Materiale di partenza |
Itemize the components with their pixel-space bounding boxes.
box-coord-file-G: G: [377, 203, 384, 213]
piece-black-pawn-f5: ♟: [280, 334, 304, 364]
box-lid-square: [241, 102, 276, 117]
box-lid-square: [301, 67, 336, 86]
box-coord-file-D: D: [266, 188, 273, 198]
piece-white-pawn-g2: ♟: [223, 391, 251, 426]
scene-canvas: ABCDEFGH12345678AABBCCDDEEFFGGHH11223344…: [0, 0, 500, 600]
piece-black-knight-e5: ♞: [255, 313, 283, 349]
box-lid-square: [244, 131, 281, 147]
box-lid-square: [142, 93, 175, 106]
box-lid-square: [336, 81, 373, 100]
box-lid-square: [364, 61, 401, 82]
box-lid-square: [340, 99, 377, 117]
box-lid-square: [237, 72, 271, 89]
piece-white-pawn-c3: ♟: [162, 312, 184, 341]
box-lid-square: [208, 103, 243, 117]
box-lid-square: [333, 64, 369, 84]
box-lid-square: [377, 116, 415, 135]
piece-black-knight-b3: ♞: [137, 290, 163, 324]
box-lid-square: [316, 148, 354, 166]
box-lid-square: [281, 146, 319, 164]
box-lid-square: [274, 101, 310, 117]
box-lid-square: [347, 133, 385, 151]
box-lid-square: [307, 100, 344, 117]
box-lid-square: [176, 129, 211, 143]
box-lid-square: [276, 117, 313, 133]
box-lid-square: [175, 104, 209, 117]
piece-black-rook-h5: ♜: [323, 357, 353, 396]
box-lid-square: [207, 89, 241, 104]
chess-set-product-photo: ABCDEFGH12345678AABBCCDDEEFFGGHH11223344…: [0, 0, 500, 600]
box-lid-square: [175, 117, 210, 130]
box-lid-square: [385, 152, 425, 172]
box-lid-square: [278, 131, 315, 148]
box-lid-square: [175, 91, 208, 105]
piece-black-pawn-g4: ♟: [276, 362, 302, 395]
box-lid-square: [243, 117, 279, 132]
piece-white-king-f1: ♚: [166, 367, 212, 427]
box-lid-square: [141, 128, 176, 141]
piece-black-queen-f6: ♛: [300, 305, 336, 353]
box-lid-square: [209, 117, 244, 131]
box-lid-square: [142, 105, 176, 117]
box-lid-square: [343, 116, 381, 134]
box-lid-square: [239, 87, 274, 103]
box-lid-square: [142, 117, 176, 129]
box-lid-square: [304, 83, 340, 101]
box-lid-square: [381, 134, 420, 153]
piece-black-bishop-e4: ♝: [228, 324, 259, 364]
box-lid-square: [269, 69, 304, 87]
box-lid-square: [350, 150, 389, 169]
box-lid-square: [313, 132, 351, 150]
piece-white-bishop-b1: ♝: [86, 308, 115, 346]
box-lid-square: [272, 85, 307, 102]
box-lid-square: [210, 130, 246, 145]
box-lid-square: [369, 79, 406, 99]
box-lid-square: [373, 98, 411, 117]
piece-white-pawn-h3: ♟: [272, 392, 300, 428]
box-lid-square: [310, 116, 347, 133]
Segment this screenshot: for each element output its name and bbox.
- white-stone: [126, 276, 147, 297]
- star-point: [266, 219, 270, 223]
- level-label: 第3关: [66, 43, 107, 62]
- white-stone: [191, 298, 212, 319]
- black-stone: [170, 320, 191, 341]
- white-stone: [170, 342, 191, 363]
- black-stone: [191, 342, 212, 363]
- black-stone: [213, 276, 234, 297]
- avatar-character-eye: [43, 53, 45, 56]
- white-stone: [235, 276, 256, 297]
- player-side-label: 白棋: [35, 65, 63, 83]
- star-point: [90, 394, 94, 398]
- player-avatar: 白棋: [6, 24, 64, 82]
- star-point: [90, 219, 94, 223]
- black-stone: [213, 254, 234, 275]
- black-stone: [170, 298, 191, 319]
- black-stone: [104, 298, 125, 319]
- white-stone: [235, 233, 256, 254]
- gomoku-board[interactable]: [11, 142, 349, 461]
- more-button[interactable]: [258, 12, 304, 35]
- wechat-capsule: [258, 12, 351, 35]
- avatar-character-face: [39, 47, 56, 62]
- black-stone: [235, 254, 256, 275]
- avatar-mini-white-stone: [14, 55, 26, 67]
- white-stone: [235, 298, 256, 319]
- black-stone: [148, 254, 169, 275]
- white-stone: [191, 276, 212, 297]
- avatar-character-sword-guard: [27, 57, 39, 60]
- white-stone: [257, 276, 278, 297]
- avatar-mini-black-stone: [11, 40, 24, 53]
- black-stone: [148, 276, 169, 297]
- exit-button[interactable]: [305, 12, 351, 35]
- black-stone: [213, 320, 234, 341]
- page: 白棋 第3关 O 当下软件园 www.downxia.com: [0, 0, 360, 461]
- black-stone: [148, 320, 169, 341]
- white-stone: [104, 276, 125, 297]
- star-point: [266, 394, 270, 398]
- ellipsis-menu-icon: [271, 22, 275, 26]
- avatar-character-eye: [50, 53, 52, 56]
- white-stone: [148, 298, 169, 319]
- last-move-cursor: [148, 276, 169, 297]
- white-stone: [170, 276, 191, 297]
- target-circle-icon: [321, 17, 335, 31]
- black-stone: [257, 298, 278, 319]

PROBLEMA BREVE |
Trascrivi integralmente il materiale riportato sopra, riga per riga e senza alcuna modifica.

RISPOSTA ATTESA |
Itemize the components with their pixel-space bounding boxes.
box-coord-file-G: G: [377, 203, 384, 213]
piece-black-pawn-f5: ♟: [280, 334, 304, 364]
box-lid-square: [241, 102, 276, 117]
box-lid-square: [301, 67, 336, 86]
box-coord-file-D: D: [266, 188, 273, 198]
piece-white-pawn-g2: ♟: [223, 391, 251, 426]
scene-canvas: ABCDEFGH12345678AABBCCDDEEFFGGHH11223344…: [0, 0, 500, 600]
piece-black-knight-e5: ♞: [255, 313, 283, 349]
box-lid-square: [244, 131, 281, 147]
box-lid-square: [142, 93, 175, 106]
box-lid-square: [336, 81, 373, 100]
box-lid-square: [364, 61, 401, 82]
box-lid-square: [340, 99, 377, 117]
box-lid-square: [237, 72, 271, 89]
piece-white-pawn-c3: ♟: [162, 312, 184, 341]
box-lid-square: [208, 103, 243, 117]
box-lid-square: [333, 64, 369, 84]
box-lid-square: [377, 116, 415, 135]
piece-black-knight-b3: ♞: [137, 290, 163, 324]
box-lid-square: [316, 148, 354, 166]
box-lid-square: [281, 146, 319, 164]
box-lid-square: [274, 101, 310, 117]
box-lid-square: [347, 133, 385, 151]
box-lid-square: [307, 100, 344, 117]
box-lid-square: [176, 129, 211, 143]
box-lid-square: [276, 117, 313, 133]
box-lid-square: [175, 104, 209, 117]
piece-black-rook-h5: ♜: [323, 357, 353, 396]
box-lid-square: [207, 89, 241, 104]
chess-set-product-photo: ABCDEFGH12345678AABBCCDDEEFFGGHH11223344…: [0, 0, 500, 600]
box-lid-square: [175, 117, 210, 130]
box-lid-square: [385, 152, 425, 172]
box-lid-square: [278, 131, 315, 148]
box-lid-square: [175, 91, 208, 105]
piece-black-pawn-g4: ♟: [276, 362, 302, 395]
box-lid-square: [243, 117, 279, 132]
piece-white-king-f1: ♚: [166, 367, 212, 427]
box-lid-square: [141, 128, 176, 141]
piece-black-queen-f6: ♛: [300, 305, 336, 353]
box-lid-square: [209, 117, 244, 131]
box-lid-square: [142, 105, 176, 117]
box-lid-square: [343, 116, 381, 134]
box-lid-square: [239, 87, 274, 103]
box-lid-square: [142, 117, 176, 129]
box-lid-square: [304, 83, 340, 101]
box-lid-square: [381, 134, 420, 153]
piece-black-bishop-e4: ♝: [228, 324, 259, 364]
box-lid-square: [269, 69, 304, 87]
box-lid-square: [350, 150, 389, 169]
box-lid-square: [313, 132, 351, 150]
piece-white-bishop-b1: ♝: [86, 308, 115, 346]
box-lid-square: [272, 85, 307, 102]
box-lid-square: [210, 130, 246, 145]
box-lid-square: [369, 79, 406, 99]
box-lid-square: [373, 98, 411, 117]
piece-white-pawn-h3: ♟: [272, 392, 300, 428]
box-lid-square: [310, 116, 347, 133]
Segment this screenshot: for each element output its name and bbox.
- white-stone: [126, 276, 147, 297]
- star-point: [266, 219, 270, 223]
- level-label: 第3关: [66, 43, 107, 62]
- white-stone: [191, 298, 212, 319]
- black-stone: [170, 320, 191, 341]
- white-stone: [170, 342, 191, 363]
- black-stone: [191, 342, 212, 363]
- black-stone: [213, 276, 234, 297]
- avatar-character-eye: [43, 53, 45, 56]
- white-stone: [235, 276, 256, 297]
- player-side-label: 白棋: [35, 65, 63, 83]
- star-point: [90, 394, 94, 398]
- player-avatar: 白棋: [6, 24, 64, 82]
- star-point: [90, 219, 94, 223]
- black-stone: [213, 254, 234, 275]
- black-stone: [170, 298, 191, 319]
- black-stone: [104, 298, 125, 319]
- white-stone: [235, 233, 256, 254]
- gomoku-board[interactable]: [11, 142, 349, 461]
- more-button[interactable]: [258, 12, 304, 35]
- wechat-capsule: [258, 12, 351, 35]
- avatar-character-face: [39, 47, 56, 62]
- black-stone: [235, 254, 256, 275]
- avatar-mini-white-stone: [14, 55, 26, 67]
- white-stone: [235, 298, 256, 319]
- black-stone: [148, 254, 169, 275]
- white-stone: [191, 276, 212, 297]
- avatar-character-sword-guard: [27, 57, 39, 60]
- white-stone: [257, 276, 278, 297]
- avatar-mini-black-stone: [11, 40, 24, 53]
- black-stone: [148, 276, 169, 297]
- exit-button[interactable]: [305, 12, 351, 35]
- black-stone: [213, 320, 234, 341]
- page: 白棋 第3关 O 当下软件园 www.downxia.com: [0, 0, 360, 461]
- black-stone: [148, 320, 169, 341]
- white-stone: [104, 276, 125, 297]
- star-point: [266, 394, 270, 398]
- ellipsis-menu-icon: [271, 22, 275, 26]
- avatar-character-eye: [50, 53, 52, 56]
- white-stone: [148, 298, 169, 319]
- last-move-cursor: [148, 276, 169, 297]
- white-stone: [170, 276, 191, 297]
- target-circle-icon: [321, 17, 335, 31]
- black-stone: [257, 298, 278, 319]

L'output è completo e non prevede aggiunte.